[Extracted data entries]
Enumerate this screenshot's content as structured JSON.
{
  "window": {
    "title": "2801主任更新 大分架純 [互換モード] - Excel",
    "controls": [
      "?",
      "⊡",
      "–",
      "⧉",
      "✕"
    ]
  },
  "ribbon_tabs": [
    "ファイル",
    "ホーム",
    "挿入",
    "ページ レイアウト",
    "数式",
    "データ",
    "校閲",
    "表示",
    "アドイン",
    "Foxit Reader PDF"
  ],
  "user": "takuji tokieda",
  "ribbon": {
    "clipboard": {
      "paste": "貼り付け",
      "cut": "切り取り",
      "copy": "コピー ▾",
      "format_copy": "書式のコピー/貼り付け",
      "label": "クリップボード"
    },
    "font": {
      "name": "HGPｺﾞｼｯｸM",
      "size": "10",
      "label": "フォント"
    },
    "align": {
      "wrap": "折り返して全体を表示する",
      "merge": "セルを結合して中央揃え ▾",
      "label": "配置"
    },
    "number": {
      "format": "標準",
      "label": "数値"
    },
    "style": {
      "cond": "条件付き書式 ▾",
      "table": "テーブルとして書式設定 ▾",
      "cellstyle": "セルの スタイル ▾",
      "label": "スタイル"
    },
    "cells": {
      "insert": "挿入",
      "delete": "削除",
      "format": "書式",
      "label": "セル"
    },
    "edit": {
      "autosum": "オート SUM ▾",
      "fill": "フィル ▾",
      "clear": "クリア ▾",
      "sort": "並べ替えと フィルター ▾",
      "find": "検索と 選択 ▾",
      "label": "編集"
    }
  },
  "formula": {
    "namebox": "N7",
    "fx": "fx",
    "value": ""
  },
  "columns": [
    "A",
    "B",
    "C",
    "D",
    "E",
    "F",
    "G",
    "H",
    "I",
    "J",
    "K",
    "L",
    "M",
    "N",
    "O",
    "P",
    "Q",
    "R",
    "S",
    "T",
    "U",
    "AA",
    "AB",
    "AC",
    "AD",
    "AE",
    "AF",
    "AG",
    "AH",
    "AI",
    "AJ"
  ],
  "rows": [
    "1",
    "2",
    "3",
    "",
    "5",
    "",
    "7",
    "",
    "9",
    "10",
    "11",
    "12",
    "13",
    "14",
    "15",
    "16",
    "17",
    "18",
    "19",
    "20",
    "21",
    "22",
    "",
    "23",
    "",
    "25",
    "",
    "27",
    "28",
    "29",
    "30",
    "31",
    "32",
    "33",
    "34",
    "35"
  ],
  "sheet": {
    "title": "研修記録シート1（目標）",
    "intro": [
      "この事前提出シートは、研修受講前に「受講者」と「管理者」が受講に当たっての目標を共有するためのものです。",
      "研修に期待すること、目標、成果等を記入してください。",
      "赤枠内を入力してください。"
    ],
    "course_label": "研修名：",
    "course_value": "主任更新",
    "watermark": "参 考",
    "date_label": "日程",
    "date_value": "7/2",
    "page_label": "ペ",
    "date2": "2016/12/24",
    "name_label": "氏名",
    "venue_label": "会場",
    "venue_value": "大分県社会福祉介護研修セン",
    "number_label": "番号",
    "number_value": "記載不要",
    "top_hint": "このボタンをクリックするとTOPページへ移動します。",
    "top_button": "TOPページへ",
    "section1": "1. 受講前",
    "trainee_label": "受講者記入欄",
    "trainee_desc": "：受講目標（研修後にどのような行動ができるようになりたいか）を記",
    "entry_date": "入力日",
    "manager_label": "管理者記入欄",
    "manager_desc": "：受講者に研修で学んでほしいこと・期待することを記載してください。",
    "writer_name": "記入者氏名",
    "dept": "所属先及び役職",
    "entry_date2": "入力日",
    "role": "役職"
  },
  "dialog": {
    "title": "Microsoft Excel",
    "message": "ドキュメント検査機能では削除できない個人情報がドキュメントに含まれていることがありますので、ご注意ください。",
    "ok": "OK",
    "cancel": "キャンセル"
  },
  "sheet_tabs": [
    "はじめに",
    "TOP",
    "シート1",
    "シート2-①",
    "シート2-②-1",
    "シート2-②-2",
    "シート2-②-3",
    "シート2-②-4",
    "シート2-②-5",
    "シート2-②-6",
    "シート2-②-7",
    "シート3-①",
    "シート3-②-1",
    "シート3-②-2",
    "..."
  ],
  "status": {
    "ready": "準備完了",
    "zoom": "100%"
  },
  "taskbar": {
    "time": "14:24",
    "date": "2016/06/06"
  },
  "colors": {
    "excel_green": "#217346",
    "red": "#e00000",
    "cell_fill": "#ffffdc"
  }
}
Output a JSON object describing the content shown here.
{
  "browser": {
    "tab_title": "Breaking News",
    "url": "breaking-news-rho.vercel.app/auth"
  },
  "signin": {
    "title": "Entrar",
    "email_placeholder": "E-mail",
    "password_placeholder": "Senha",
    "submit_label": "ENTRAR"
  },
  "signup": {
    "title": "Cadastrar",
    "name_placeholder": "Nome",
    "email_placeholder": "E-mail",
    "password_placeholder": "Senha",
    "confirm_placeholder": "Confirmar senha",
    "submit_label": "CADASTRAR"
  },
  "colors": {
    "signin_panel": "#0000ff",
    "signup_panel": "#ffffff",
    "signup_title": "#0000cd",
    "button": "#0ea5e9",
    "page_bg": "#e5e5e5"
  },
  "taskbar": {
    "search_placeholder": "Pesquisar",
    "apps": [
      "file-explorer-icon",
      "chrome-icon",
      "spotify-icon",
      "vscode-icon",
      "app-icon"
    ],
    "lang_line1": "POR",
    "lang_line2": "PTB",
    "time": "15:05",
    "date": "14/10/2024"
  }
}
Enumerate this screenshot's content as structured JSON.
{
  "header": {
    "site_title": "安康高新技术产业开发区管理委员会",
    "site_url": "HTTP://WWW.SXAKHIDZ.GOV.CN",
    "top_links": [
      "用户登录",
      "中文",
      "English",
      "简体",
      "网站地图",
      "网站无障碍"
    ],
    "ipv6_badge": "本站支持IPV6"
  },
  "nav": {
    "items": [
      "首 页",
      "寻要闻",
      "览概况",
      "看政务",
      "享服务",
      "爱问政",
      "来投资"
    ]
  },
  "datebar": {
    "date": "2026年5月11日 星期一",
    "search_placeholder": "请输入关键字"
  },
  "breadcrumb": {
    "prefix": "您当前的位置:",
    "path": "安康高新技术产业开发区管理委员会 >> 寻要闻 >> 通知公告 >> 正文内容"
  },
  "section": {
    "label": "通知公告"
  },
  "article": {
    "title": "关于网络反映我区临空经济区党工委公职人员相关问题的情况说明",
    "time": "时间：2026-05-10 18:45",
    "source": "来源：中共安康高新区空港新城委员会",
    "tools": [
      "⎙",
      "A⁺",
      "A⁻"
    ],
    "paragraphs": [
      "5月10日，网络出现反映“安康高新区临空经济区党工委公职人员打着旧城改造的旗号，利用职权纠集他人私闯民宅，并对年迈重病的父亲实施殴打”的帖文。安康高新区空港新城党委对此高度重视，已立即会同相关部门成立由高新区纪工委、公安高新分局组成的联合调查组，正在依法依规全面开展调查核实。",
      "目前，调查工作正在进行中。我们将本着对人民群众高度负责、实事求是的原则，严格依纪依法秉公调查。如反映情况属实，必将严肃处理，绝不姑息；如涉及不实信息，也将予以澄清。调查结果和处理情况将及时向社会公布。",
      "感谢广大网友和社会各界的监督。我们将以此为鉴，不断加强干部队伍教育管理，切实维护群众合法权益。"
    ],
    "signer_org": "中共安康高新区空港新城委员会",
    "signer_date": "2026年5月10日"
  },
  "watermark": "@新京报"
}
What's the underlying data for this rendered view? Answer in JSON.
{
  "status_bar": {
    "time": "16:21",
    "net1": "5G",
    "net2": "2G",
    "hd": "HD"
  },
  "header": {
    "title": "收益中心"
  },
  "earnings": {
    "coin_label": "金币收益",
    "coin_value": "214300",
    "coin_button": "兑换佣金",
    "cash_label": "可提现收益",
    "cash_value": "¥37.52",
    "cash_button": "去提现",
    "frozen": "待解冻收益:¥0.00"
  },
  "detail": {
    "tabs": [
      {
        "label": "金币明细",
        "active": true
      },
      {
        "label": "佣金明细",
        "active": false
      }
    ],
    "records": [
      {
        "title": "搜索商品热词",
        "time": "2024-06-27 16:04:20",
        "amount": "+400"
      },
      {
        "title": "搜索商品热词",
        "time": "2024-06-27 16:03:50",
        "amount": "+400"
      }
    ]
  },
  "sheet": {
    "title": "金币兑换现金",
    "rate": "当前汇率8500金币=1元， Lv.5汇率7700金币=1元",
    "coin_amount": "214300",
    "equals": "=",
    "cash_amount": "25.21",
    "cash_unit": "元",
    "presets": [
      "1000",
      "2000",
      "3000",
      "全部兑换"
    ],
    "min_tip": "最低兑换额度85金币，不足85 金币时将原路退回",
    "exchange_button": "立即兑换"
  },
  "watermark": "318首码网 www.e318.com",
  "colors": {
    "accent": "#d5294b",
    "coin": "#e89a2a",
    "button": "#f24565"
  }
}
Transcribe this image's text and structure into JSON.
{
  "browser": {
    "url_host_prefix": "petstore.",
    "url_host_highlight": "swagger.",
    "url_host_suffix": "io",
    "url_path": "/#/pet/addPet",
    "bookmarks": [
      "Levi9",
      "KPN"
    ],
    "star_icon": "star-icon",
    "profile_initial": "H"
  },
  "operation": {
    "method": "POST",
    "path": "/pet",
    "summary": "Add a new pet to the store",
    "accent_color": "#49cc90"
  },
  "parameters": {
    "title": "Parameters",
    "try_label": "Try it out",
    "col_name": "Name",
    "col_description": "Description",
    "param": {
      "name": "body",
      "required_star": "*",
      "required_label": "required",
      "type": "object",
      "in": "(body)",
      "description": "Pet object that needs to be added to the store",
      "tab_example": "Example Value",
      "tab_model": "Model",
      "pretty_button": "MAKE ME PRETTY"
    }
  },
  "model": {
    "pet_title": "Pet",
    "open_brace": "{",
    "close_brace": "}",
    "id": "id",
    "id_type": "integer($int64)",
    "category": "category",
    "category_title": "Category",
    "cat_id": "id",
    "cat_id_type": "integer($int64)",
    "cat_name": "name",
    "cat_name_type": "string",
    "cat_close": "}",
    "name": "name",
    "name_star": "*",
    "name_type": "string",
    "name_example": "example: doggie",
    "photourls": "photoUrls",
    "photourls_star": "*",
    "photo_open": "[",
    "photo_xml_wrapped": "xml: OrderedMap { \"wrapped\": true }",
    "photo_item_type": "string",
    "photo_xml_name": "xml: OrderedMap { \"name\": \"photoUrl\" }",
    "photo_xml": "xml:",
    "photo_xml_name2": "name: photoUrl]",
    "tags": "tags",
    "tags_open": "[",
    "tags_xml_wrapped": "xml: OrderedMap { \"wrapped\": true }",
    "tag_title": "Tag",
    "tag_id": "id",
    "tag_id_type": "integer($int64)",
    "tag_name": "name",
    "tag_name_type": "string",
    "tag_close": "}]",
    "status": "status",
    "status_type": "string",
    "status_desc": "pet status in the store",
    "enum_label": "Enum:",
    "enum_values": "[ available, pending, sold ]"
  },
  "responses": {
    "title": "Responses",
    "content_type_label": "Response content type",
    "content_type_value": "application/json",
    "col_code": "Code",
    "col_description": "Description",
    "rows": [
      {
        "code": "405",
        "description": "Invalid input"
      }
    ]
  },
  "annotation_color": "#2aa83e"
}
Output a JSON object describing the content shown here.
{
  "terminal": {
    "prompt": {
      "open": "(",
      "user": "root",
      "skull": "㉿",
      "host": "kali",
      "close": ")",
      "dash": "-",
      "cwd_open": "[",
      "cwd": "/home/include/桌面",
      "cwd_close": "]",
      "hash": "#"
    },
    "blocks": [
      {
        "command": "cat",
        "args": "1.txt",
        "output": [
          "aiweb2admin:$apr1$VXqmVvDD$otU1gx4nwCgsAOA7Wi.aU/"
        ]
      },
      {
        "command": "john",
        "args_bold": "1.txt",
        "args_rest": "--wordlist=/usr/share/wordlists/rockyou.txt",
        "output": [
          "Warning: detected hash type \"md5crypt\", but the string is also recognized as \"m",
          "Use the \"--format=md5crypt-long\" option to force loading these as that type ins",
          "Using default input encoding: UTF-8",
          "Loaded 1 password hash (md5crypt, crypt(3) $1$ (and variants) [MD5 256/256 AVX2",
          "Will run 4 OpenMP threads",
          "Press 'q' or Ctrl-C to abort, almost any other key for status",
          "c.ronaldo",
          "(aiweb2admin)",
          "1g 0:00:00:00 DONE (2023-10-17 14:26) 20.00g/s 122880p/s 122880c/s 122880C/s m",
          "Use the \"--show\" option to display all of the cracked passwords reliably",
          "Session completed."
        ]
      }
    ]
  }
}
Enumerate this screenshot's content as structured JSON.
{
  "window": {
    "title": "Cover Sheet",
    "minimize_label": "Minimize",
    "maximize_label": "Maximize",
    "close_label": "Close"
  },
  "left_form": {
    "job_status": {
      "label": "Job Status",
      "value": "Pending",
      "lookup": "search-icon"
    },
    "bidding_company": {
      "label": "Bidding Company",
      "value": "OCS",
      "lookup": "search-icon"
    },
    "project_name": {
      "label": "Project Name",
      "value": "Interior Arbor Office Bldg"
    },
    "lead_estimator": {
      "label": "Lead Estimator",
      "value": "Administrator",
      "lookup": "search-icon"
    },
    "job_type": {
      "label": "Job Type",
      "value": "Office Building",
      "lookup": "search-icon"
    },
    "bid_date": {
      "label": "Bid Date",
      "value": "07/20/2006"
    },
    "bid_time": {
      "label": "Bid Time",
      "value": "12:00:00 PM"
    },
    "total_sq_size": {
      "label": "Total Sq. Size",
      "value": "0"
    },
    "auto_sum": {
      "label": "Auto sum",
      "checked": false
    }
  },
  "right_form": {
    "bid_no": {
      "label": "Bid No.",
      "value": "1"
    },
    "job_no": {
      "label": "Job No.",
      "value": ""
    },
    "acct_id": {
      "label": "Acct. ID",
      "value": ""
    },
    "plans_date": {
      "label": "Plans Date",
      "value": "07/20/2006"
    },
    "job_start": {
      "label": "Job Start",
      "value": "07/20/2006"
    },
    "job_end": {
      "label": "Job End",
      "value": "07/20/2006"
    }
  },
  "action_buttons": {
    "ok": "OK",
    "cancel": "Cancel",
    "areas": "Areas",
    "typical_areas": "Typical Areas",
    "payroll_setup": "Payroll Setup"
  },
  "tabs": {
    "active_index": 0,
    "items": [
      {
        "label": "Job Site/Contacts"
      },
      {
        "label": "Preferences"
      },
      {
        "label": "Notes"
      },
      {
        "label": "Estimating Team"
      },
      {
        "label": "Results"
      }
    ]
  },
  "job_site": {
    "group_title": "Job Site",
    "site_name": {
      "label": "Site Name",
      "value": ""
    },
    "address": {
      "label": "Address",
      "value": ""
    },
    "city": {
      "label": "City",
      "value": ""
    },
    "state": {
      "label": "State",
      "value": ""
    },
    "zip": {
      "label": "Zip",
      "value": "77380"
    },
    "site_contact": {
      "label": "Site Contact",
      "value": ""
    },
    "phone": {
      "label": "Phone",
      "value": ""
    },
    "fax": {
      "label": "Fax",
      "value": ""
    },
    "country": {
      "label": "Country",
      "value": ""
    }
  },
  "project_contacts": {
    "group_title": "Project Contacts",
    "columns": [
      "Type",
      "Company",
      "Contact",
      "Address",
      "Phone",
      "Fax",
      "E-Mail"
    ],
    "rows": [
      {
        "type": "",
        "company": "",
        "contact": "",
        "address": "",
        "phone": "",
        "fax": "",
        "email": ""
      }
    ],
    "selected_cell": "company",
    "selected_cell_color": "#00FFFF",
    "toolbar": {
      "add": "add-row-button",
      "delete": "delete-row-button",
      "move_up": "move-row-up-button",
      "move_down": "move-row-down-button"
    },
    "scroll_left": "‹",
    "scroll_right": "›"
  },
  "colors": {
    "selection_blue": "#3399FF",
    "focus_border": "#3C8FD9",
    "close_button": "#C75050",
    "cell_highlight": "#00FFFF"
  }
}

▶ **WORK TO COMPLETE**
Report the number of lines holding the string "that", without any other words.

▶ **TASK OUTPUT**
2